_GOAL_
Your task is to copy each line that has the word "ylabel".

_INPUT ROWS_
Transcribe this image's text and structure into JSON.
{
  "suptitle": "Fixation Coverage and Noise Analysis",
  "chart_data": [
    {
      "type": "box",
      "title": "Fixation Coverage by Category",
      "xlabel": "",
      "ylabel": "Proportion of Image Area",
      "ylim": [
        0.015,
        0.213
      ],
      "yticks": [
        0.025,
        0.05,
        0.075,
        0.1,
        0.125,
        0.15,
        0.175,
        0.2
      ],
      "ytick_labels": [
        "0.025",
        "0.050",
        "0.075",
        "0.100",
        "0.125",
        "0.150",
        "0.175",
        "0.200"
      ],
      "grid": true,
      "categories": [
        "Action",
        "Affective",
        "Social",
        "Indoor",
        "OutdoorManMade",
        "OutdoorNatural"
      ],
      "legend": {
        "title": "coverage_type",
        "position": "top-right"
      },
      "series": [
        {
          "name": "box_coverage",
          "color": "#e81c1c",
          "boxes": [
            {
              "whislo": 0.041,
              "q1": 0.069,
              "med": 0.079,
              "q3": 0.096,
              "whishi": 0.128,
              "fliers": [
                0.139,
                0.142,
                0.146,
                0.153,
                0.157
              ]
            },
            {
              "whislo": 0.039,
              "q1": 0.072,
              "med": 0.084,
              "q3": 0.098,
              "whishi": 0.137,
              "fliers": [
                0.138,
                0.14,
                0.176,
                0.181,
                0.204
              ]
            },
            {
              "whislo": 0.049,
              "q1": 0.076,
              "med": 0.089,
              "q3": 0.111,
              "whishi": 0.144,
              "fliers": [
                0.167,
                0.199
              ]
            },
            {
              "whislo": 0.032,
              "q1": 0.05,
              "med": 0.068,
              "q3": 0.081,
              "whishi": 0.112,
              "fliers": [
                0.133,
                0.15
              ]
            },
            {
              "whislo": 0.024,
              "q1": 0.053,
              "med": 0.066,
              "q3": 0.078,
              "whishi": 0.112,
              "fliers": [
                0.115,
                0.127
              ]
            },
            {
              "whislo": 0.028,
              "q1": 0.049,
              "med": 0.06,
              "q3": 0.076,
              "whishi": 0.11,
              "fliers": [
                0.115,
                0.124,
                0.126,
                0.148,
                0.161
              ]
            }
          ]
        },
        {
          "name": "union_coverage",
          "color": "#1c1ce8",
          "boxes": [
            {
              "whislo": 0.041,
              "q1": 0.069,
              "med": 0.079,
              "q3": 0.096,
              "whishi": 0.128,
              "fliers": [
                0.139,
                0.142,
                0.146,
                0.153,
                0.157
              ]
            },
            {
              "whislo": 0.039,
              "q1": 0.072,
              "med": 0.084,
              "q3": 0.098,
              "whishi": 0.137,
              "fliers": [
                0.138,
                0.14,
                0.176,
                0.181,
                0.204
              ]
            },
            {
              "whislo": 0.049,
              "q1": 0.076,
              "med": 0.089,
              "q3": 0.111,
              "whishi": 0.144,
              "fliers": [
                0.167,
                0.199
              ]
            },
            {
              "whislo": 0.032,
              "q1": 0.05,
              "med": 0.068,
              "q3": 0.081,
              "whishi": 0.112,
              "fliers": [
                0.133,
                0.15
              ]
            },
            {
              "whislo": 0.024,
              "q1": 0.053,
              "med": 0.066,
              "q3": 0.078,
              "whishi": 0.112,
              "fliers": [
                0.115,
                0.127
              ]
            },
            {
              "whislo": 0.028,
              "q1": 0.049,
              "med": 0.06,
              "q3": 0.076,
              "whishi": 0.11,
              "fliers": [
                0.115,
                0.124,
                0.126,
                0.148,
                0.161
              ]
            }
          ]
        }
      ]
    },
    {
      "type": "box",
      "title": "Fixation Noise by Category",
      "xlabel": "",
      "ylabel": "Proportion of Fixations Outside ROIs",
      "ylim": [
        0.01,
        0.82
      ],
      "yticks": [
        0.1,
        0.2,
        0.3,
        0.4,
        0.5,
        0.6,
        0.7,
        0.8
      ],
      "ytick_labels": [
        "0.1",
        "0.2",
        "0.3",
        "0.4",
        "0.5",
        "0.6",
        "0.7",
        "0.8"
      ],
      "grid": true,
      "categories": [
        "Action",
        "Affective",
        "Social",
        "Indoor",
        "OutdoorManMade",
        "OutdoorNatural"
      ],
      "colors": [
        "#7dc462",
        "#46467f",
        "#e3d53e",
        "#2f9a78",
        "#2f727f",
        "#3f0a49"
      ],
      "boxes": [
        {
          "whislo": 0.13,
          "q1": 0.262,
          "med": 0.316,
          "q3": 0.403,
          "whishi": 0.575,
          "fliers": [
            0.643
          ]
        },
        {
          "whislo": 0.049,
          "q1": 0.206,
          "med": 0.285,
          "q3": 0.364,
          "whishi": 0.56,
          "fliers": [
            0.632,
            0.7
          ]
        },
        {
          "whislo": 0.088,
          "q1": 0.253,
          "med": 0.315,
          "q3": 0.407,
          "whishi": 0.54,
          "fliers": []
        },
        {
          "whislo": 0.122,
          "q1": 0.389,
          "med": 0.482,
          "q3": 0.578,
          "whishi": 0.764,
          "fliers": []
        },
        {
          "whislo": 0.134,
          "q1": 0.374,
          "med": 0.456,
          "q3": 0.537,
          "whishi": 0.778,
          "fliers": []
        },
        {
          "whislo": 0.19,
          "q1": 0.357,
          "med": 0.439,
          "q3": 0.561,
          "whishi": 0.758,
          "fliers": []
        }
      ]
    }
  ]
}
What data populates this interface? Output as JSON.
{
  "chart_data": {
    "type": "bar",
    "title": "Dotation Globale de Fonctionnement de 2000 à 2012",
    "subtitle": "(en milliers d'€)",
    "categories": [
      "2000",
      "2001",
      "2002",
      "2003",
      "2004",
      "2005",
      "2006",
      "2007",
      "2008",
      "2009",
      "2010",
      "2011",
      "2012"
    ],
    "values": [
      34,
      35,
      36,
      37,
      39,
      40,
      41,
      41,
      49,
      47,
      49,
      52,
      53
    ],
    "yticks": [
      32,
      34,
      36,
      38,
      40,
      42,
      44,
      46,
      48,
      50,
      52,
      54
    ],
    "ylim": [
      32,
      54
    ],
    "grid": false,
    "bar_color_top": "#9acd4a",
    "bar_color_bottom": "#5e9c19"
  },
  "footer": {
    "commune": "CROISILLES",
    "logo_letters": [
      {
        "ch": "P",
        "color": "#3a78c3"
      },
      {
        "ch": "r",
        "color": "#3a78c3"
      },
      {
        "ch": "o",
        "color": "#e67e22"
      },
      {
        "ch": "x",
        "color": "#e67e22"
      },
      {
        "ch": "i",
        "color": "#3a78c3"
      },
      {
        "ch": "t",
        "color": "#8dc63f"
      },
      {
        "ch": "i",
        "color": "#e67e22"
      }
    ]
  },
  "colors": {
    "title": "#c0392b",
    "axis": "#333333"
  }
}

_RESULT OF THIS TASK_
      "ylabel": "Proportion of Image Area",
      "ylabel": "Proportion of Fixations Outside ROIs",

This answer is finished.